» **Exercise details**: Please return, word for word, the lines of the material from its first line up to and including the line with "code-line: public static".

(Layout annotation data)
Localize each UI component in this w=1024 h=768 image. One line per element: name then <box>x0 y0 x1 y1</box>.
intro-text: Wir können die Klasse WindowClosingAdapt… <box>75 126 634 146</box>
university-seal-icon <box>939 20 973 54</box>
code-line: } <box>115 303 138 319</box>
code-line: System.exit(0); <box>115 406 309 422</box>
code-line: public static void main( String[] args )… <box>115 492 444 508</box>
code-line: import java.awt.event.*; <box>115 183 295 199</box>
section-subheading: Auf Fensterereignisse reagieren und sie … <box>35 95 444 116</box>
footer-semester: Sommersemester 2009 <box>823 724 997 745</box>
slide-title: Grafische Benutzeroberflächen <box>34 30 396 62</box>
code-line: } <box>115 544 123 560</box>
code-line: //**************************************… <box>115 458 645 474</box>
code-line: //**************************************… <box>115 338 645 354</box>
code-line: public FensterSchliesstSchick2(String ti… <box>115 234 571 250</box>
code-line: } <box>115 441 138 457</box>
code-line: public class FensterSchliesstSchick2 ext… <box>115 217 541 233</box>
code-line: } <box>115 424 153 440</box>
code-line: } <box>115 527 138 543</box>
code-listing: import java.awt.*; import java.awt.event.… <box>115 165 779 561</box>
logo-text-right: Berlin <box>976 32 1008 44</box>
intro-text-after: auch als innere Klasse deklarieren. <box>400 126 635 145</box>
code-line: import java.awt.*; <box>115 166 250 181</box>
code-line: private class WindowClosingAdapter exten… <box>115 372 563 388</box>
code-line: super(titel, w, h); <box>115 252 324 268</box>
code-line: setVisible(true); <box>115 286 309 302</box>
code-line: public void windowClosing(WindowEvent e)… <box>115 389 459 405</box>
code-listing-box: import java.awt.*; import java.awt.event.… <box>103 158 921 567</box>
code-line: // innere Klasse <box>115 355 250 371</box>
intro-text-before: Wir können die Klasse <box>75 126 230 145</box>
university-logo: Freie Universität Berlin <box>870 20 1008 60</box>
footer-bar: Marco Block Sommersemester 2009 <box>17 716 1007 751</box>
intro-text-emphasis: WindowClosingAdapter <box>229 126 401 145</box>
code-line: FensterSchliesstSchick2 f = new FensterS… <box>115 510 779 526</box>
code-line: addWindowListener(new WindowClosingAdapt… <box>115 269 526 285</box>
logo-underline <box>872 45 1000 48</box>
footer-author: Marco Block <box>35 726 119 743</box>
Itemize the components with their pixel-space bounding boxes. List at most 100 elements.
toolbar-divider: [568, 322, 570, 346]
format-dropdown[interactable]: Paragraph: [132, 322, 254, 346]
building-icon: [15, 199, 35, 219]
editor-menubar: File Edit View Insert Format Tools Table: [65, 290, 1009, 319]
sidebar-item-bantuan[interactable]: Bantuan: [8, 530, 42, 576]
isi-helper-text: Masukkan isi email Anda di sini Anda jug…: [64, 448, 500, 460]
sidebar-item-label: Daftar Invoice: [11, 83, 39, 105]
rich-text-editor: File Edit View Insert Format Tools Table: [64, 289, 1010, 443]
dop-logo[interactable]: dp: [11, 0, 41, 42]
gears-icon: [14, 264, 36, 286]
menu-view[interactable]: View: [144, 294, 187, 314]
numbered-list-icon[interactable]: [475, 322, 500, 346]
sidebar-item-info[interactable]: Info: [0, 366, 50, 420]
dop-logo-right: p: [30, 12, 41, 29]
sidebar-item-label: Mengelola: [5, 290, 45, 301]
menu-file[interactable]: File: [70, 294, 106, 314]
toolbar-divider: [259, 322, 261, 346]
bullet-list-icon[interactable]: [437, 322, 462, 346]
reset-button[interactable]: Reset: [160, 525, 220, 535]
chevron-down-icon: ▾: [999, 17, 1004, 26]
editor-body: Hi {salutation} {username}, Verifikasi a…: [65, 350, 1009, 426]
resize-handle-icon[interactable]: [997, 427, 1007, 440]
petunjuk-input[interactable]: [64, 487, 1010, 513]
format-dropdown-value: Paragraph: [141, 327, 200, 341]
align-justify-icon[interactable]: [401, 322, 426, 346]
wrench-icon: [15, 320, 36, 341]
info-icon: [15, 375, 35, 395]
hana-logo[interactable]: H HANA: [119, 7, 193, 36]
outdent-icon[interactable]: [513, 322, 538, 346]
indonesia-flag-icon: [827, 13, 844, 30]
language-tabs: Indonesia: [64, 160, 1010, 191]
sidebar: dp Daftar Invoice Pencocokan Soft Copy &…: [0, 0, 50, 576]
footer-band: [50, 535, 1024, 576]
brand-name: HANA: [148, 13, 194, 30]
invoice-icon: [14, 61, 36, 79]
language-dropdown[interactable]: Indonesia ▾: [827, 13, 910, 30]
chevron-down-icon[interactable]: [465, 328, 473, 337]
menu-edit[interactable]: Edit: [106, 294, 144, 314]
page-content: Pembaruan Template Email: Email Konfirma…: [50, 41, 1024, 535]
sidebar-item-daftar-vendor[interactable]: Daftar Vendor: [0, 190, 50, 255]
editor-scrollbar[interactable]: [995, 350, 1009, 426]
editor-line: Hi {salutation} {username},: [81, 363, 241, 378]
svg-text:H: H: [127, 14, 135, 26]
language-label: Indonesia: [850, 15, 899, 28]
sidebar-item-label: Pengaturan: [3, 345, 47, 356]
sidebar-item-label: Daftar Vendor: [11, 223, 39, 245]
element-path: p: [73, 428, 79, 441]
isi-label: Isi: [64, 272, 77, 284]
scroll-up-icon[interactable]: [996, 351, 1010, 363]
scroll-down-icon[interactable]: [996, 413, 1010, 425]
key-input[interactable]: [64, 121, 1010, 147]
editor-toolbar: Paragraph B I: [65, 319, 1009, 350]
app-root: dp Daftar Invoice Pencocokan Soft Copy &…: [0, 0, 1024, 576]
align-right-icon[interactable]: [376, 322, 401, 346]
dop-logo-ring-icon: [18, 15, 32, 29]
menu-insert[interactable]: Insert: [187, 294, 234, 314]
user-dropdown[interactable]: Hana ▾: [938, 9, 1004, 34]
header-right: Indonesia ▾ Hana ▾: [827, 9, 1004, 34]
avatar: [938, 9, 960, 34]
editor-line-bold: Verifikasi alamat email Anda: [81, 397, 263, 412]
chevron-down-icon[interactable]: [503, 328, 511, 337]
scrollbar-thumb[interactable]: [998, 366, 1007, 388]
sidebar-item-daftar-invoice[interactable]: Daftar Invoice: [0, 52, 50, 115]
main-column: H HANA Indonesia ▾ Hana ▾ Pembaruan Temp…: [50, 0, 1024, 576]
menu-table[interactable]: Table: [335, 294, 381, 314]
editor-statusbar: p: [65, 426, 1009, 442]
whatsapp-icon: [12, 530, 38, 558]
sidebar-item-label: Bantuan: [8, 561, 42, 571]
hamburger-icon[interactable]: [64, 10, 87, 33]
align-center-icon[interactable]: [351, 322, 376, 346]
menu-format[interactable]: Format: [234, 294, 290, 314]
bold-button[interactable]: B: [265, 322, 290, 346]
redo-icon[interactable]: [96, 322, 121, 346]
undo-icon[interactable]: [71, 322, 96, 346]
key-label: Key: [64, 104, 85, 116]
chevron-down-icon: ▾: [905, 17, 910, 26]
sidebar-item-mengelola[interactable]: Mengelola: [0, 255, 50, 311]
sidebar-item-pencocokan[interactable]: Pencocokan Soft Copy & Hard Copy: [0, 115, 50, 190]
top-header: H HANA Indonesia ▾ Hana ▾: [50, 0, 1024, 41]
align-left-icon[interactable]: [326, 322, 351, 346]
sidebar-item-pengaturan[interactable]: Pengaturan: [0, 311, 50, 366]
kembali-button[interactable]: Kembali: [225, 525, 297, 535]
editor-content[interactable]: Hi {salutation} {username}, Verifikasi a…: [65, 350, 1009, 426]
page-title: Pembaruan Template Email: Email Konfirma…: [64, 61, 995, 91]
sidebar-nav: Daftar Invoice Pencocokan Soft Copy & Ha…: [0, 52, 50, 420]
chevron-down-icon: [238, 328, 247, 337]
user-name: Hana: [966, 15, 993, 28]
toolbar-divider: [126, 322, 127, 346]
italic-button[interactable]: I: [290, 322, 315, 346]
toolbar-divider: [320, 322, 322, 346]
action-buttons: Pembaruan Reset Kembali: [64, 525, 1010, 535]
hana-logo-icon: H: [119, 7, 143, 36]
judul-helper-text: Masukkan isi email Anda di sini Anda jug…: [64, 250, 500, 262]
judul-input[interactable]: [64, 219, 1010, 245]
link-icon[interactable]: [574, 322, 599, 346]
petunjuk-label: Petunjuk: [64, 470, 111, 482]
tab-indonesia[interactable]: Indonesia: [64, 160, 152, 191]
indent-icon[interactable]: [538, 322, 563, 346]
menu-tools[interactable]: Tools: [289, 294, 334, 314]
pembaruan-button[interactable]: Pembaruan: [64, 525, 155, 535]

» **Answer to the task**:
Localize each UI component in this w=1024 h=768 image. One line per element: name then <box>x0 y0 x1 y1</box>.
intro-text: Wir können die Klasse WindowClosingAdapt… <box>75 126 634 146</box>
university-seal-icon <box>939 20 973 54</box>
code-line: } <box>115 303 138 319</box>
code-line: System.exit(0); <box>115 406 309 422</box>
code-line: public static void main( String[] args )… <box>115 492 444 508</box>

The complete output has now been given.